Do this:
Report the number of lines in these entries that contain "Read". Write only the number.

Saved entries

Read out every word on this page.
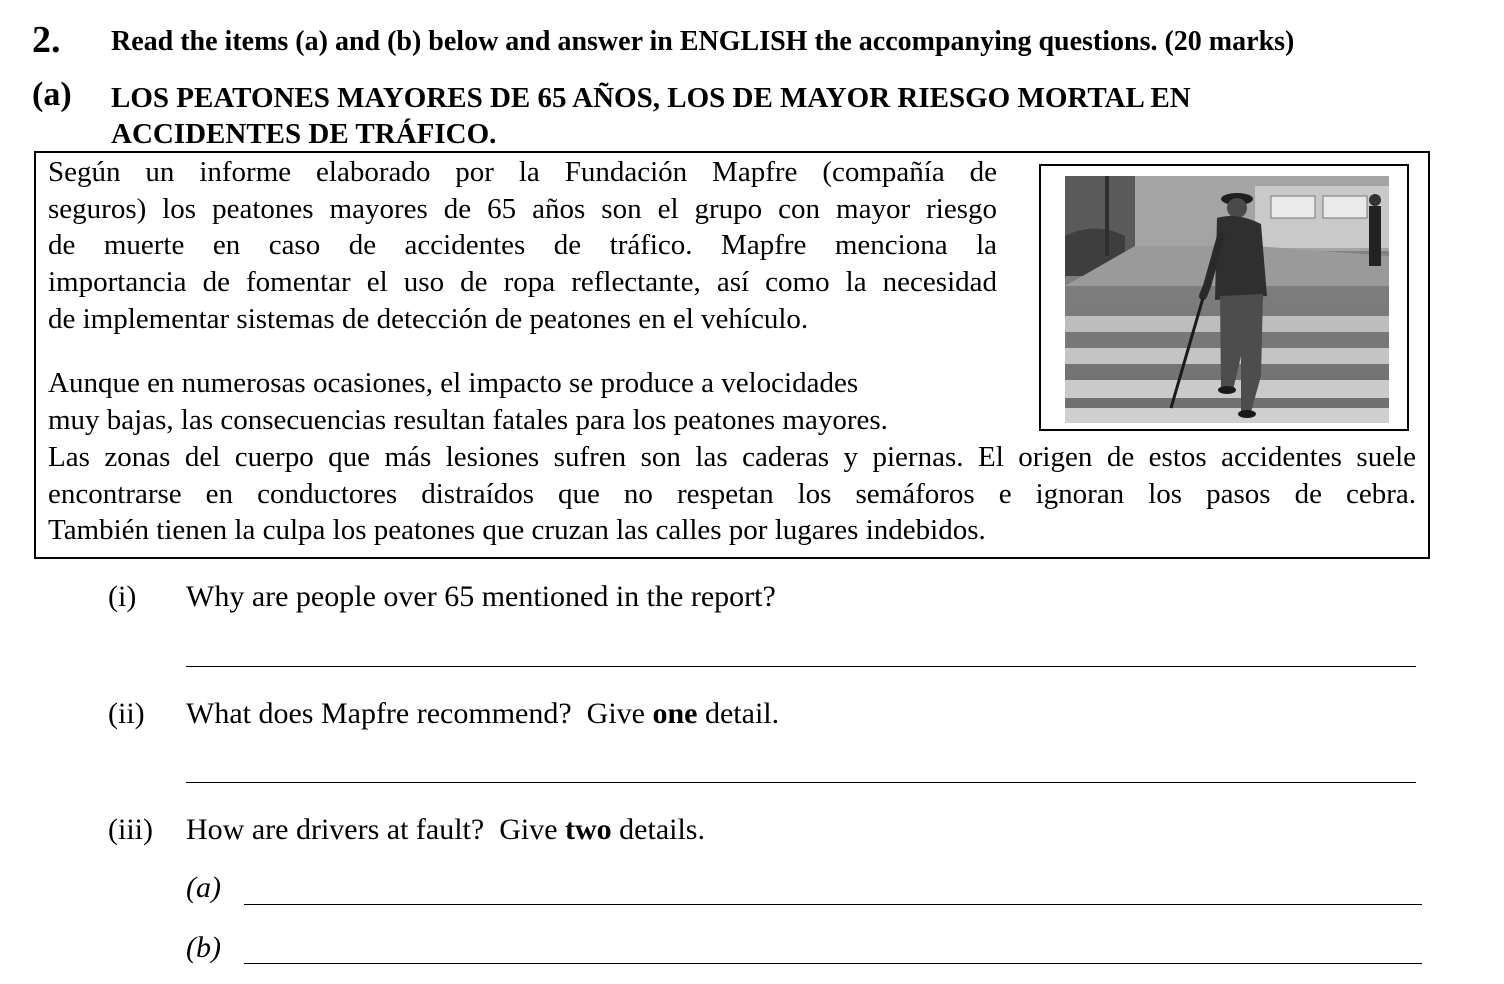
2. Read the items (a) and (b) below and answer in ENGLISH the accompanying questions. (20 marks)
(a) LOS PEATONES MAYORES DE 65 AÑOS, LOS DE MAYOR RIESGO MORTAL EN
ACCIDENTES DE TRÁFICO.
Según un informe elaborado por la Fundación Mapfre (compañía de
seguros) los peatones mayores de 65 años son el grupo con mayor riesgo
de muerte en caso de accidentes de tráfico. Mapfre menciona la
importancia de fomentar el uso de ropa reflectante, así como la necesidad
de implementar sistemas de detección de peatones en el vehículo.
Aunque en numerosas ocasiones, el impacto se produce a velocidades
muy bajas, las consecuencias resultan fatales para los peatones mayores.
Las zonas del cuerpo que más lesiones sufren son las caderas y piernas. El origen de estos accidentes suele
encontrarse en conductores distraídos que no respetan los semáforos e ignoran los pasos de cebra.
También tienen la culpa los peatones que cruzan las calles por lugares indebidos.
(i) Why are people over 65 mentioned in the report?
(ii) What does Mapfre recommend?  Give one detail.
(iii) How are drivers at fault?  Give two details.
(a)
(b)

Result of the task:
2